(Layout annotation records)
--
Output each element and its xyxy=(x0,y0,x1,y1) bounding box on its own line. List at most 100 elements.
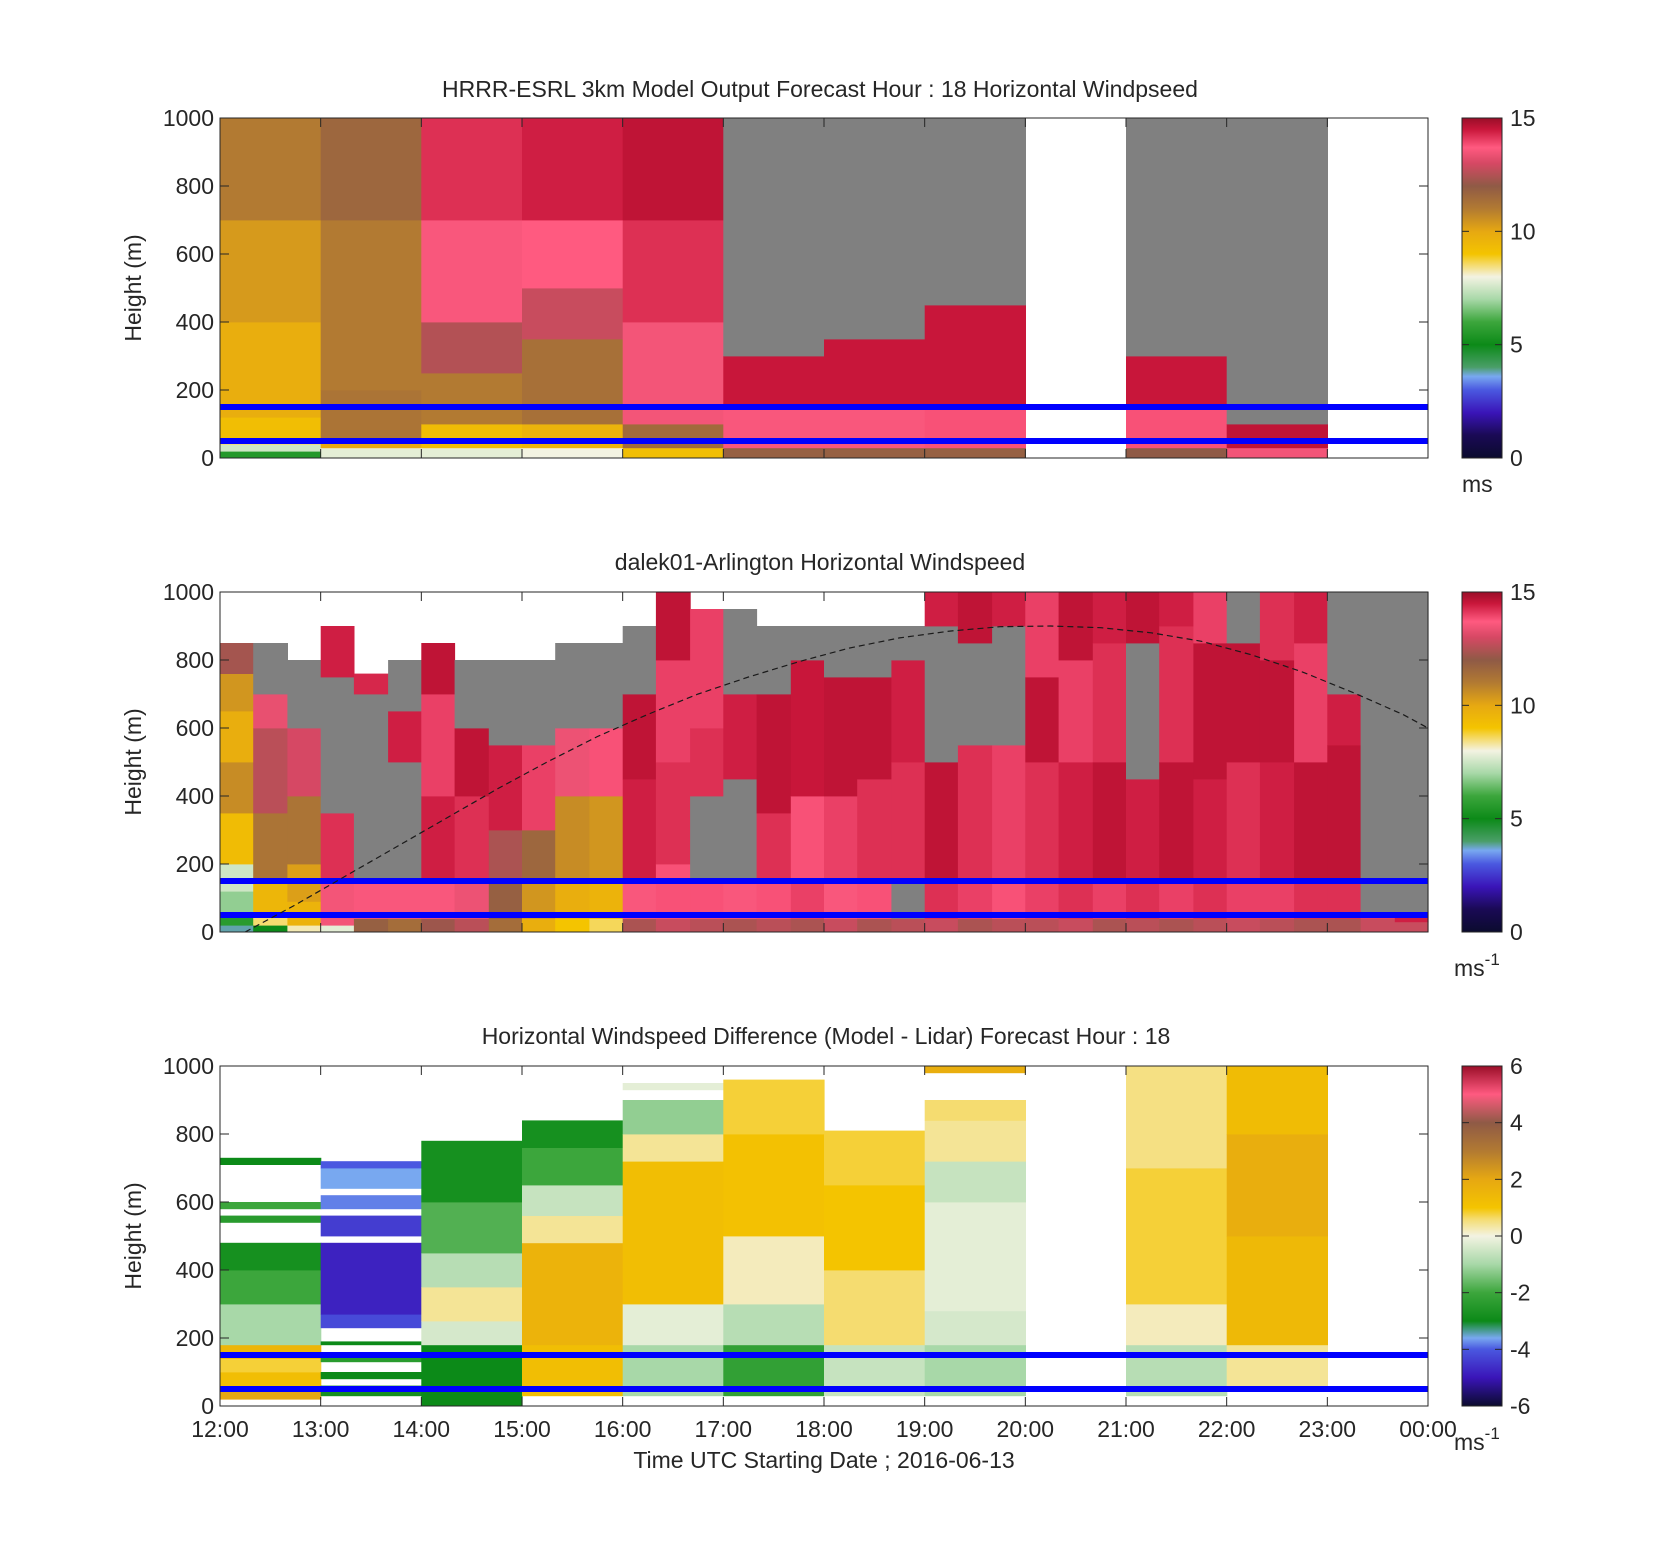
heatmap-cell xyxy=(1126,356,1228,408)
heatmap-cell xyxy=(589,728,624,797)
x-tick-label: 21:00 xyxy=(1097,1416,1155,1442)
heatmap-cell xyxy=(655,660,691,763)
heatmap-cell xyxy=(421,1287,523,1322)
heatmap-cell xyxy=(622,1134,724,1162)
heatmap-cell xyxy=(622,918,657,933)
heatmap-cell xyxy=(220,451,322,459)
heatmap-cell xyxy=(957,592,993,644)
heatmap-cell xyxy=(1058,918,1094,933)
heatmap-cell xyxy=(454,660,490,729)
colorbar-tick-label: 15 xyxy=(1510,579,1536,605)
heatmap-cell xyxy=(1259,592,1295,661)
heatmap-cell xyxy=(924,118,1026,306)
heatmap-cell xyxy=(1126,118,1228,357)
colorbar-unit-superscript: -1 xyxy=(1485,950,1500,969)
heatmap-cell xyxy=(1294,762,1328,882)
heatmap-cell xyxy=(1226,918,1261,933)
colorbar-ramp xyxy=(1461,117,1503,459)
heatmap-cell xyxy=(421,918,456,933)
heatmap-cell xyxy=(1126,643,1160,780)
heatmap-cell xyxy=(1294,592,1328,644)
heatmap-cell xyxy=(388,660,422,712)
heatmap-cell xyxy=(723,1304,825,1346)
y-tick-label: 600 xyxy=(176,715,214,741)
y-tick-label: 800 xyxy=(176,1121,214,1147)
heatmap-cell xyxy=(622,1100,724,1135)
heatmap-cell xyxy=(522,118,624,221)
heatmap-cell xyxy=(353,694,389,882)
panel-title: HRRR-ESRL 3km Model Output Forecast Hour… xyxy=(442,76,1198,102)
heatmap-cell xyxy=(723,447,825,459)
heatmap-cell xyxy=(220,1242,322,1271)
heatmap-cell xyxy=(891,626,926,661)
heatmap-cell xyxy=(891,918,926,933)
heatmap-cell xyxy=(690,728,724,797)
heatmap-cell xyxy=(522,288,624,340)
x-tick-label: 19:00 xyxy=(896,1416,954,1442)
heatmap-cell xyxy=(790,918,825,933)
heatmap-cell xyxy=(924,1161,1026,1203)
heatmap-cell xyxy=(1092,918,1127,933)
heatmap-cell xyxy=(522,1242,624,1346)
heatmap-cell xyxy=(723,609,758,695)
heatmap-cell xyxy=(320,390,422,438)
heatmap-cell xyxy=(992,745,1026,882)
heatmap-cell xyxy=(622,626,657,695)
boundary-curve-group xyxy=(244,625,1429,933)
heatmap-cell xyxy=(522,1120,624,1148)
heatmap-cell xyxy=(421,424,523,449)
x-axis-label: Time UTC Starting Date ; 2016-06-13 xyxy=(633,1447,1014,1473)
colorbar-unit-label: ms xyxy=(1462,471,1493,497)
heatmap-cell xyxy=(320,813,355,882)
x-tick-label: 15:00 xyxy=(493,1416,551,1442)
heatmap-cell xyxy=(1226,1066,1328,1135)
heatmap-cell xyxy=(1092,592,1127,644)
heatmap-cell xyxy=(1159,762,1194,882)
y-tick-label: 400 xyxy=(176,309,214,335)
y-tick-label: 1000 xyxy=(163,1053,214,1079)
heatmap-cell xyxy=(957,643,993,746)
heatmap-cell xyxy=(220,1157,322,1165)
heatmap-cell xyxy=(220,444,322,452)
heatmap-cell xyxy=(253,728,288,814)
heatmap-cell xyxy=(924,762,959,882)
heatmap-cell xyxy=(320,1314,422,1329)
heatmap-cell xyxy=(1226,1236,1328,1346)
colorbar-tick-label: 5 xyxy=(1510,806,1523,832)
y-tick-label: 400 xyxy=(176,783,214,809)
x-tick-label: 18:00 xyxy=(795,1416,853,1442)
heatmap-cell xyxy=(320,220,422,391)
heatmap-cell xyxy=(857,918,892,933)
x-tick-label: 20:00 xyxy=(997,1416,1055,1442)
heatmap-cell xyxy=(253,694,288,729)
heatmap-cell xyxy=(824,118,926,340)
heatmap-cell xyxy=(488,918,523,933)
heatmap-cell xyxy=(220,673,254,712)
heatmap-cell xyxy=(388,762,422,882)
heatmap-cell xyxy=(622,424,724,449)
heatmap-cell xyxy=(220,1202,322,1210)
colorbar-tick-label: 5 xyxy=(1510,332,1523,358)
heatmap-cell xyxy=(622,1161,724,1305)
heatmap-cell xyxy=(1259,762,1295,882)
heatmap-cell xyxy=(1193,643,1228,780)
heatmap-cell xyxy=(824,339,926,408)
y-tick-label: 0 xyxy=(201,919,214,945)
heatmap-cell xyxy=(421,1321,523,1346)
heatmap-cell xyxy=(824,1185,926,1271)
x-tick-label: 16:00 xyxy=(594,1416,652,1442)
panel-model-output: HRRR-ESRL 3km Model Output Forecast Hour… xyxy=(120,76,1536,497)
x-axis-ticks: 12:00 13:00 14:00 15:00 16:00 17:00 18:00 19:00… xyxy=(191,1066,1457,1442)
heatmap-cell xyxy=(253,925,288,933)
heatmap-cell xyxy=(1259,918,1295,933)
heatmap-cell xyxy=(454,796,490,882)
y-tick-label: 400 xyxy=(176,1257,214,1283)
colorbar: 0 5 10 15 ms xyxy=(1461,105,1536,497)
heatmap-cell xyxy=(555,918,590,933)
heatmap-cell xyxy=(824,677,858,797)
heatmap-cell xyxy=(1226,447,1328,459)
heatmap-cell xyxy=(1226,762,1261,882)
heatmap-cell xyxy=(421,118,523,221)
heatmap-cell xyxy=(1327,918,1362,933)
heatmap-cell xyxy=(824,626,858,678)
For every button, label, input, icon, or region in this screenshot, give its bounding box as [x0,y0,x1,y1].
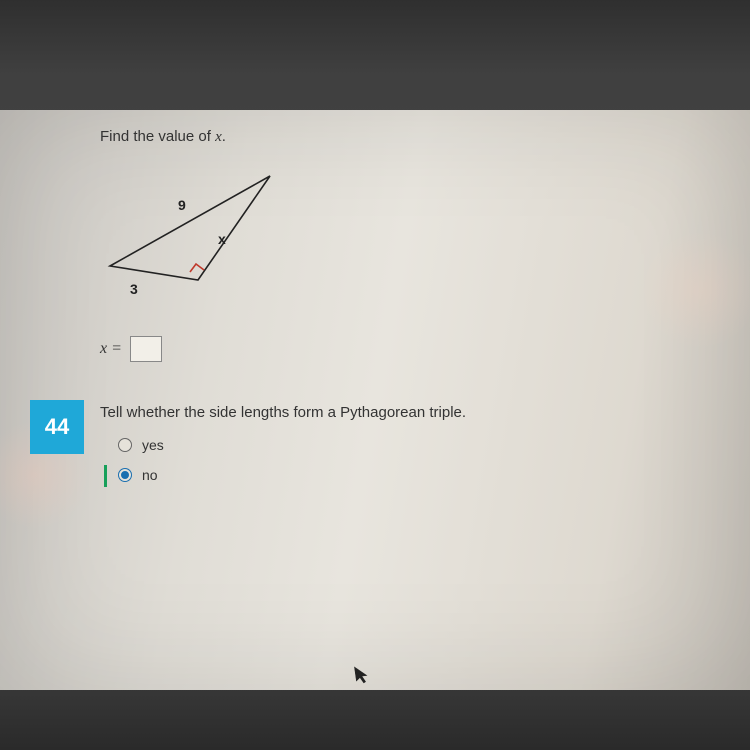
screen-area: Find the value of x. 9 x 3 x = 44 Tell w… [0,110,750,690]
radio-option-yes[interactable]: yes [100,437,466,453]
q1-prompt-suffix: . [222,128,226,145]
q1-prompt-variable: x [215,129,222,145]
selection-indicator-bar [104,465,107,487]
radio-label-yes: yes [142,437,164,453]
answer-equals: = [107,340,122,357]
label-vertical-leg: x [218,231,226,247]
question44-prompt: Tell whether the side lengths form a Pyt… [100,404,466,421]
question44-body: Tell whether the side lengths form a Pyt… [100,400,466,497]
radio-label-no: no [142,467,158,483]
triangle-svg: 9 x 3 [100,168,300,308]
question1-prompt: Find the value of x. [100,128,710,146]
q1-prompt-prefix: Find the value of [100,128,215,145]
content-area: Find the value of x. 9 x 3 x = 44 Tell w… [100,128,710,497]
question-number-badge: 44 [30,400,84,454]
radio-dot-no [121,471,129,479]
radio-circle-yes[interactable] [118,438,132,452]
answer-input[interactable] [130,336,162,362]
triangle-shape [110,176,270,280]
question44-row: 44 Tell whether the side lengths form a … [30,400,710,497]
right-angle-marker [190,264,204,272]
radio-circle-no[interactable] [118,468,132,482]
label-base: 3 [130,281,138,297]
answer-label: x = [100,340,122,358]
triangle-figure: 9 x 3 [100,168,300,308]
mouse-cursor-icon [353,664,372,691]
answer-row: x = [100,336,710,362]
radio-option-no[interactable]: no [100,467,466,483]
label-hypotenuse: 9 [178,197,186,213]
--
§ **What the task asks**
Return every line of the rows above without any change, leaving out the pictures.

§ **The answer**
Output each element and its xyxy=(x0,y0,x1,y1) bounding box on its own line. List at most 100 elements.
heatmap-cell xyxy=(1126,356,1228,408)
heatmap-cell xyxy=(589,728,624,797)
x-tick-label: 21:00 xyxy=(1097,1416,1155,1442)
heatmap-cell xyxy=(655,660,691,763)
heatmap-cell xyxy=(421,1287,523,1322)
heatmap-cell xyxy=(622,1134,724,1162)
heatmap-cell xyxy=(622,918,657,933)
heatmap-cell xyxy=(220,451,322,459)
heatmap-cell xyxy=(957,592,993,644)
heatmap-cell xyxy=(1058,918,1094,933)
heatmap-cell xyxy=(454,660,490,729)
colorbar-tick-label: 15 xyxy=(1510,579,1536,605)
heatmap-cell xyxy=(1259,592,1295,661)
heatmap-cell xyxy=(924,118,1026,306)
heatmap-cell xyxy=(1126,118,1228,357)
colorbar-unit-superscript: -1 xyxy=(1485,950,1500,969)
heatmap-cell xyxy=(1294,762,1328,882)
heatmap-cell xyxy=(1226,918,1261,933)
colorbar-ramp xyxy=(1461,117,1503,459)
heatmap-cell xyxy=(421,918,456,933)
heatmap-cell xyxy=(1126,643,1160,780)
heatmap-cell xyxy=(1294,592,1328,644)
heatmap-cell xyxy=(388,660,422,712)
heatmap-cell xyxy=(723,1304,825,1346)
y-tick-label: 600 xyxy=(176,715,214,741)
y-tick-label: 800 xyxy=(176,1121,214,1147)
heatmap-cell xyxy=(622,1100,724,1135)
heatmap-cell xyxy=(522,118,624,221)
heatmap-cell xyxy=(353,694,389,882)
panel-title: HRRR-ESRL 3km Model Output Forecast Hour… xyxy=(442,76,1198,102)
heatmap-cell xyxy=(723,447,825,459)
heatmap-cell xyxy=(220,1242,322,1271)
heatmap-cell xyxy=(891,626,926,661)
heatmap-cell xyxy=(891,918,926,933)
heatmap-cell xyxy=(690,728,724,797)
heatmap-cell xyxy=(522,288,624,340)
x-tick-label: 19:00 xyxy=(896,1416,954,1442)
heatmap-cell xyxy=(790,918,825,933)
heatmap-cell xyxy=(924,1161,1026,1203)
heatmap-cell xyxy=(1092,918,1127,933)
heatmap-cell xyxy=(522,1242,624,1346)
heatmap-cell xyxy=(723,609,758,695)
heatmap-cell xyxy=(320,390,422,438)
heatmap-cell xyxy=(992,745,1026,882)
heatmap-cell xyxy=(622,626,657,695)
boundary-curve-group xyxy=(244,625,1429,933)
heatmap-cell xyxy=(522,1120,624,1148)
heatmap-cell xyxy=(421,424,523,449)
x-axis-label: Time UTC Starting Date ; 2016-06-13 xyxy=(633,1447,1014,1473)
colorbar-unit-label: ms xyxy=(1462,471,1493,497)
heatmap-cell xyxy=(320,813,355,882)
x-tick-label: 15:00 xyxy=(493,1416,551,1442)
heatmap-cell xyxy=(1226,1066,1328,1135)
heatmap-cell xyxy=(1092,592,1127,644)
heatmap-cell xyxy=(1159,762,1194,882)
y-tick-label: 400 xyxy=(176,309,214,335)
y-tick-label: 1000 xyxy=(163,1053,214,1079)
heatmap-cell xyxy=(957,643,993,746)
heatmap-cell xyxy=(220,1157,322,1165)
heatmap-cell xyxy=(220,444,322,452)
heatmap-cell xyxy=(253,728,288,814)
heatmap-cell xyxy=(924,762,959,882)
heatmap-cell xyxy=(320,1314,422,1329)
heatmap-cell xyxy=(1226,1236,1328,1346)
colorbar-tick-label: 5 xyxy=(1510,806,1523,832)
y-tick-label: 400 xyxy=(176,783,214,809)
x-tick-label: 18:00 xyxy=(795,1416,853,1442)
heatmap-cell xyxy=(320,220,422,391)
heatmap-cell xyxy=(857,918,892,933)
x-tick-label: 20:00 xyxy=(997,1416,1055,1442)
heatmap-cell xyxy=(253,694,288,729)
heatmap-cell xyxy=(824,118,926,340)
heatmap-cell xyxy=(488,918,523,933)
heatmap-cell xyxy=(220,673,254,712)
heatmap-cell xyxy=(388,762,422,882)
heatmap-cell xyxy=(622,424,724,449)
heatmap-cell xyxy=(220,1202,322,1210)
colorbar-tick-label: 5 xyxy=(1510,332,1523,358)
heatmap-cell xyxy=(622,1161,724,1305)
heatmap-cell xyxy=(1259,762,1295,882)
heatmap-cell xyxy=(1193,643,1228,780)
heatmap-cell xyxy=(824,339,926,408)
y-tick-label: 0 xyxy=(201,919,214,945)
heatmap-cell xyxy=(421,1321,523,1346)
heatmap-cell xyxy=(824,1185,926,1271)
x-tick-label: 16:00 xyxy=(594,1416,652,1442)
panel-model-output: HRRR-ESRL 3km Model Output Forecast Hour… xyxy=(120,76,1536,497)
x-axis-ticks: 12:00 13:00 14:00 15:00 16:00 17:00 18:00 19:00… xyxy=(191,1066,1457,1442)
heatmap-cell xyxy=(253,925,288,933)
heatmap-cell xyxy=(1259,918,1295,933)
heatmap-cell xyxy=(454,796,490,882)
y-tick-label: 400 xyxy=(176,1257,214,1283)
colorbar: 0 5 10 15 ms xyxy=(1461,105,1536,497)
heatmap-cell xyxy=(555,918,590,933)
heatmap-cell xyxy=(824,677,858,797)
heatmap-cell xyxy=(1226,447,1328,459)
heatmap-cell xyxy=(1226,762,1261,882)
heatmap-cell xyxy=(421,118,523,221)
heatmap-cell xyxy=(1327,918,1362,933)
heatmap-cell xyxy=(824,626,858,678)
For every button, label, input, icon, or region in this screenshot, give its bounding box as [x0,y0,x1,y1].
screen-area: Find the value of x. 9 x 3 x = 44 Tell w… [0,110,750,690]
radio-option-yes[interactable]: yes [100,437,466,453]
q1-prompt-suffix: . [222,128,226,145]
q1-prompt-variable: x [215,129,222,145]
selection-indicator-bar [104,465,107,487]
radio-label-yes: yes [142,437,164,453]
answer-equals: = [107,340,122,357]
label-vertical-leg: x [218,231,226,247]
question44-prompt: Tell whether the side lengths form a Pyt… [100,404,466,421]
question44-body: Tell whether the side lengths form a Pyt… [100,400,466,497]
radio-label-no: no [142,467,158,483]
triangle-svg: 9 x 3 [100,168,300,308]
question1-prompt: Find the value of x. [100,128,710,146]
q1-prompt-prefix: Find the value of [100,128,215,145]
content-area: Find the value of x. 9 x 3 x = 44 Tell w… [100,128,710,497]
question-number-badge: 44 [30,400,84,454]
radio-dot-no [121,471,129,479]
radio-circle-yes[interactable] [118,438,132,452]
answer-input[interactable] [130,336,162,362]
triangle-shape [110,176,270,280]
question44-row: 44 Tell whether the side lengths form a … [30,400,710,497]
right-angle-marker [190,264,204,272]
radio-circle-no[interactable] [118,468,132,482]
label-base: 3 [130,281,138,297]
answer-label: x = [100,340,122,358]
triangle-figure: 9 x 3 [100,168,300,308]
mouse-cursor-icon [353,664,372,691]
answer-row: x = [100,336,710,362]
radio-option-no[interactable]: no [100,467,466,483]
label-hypotenuse: 9 [178,197,186,213]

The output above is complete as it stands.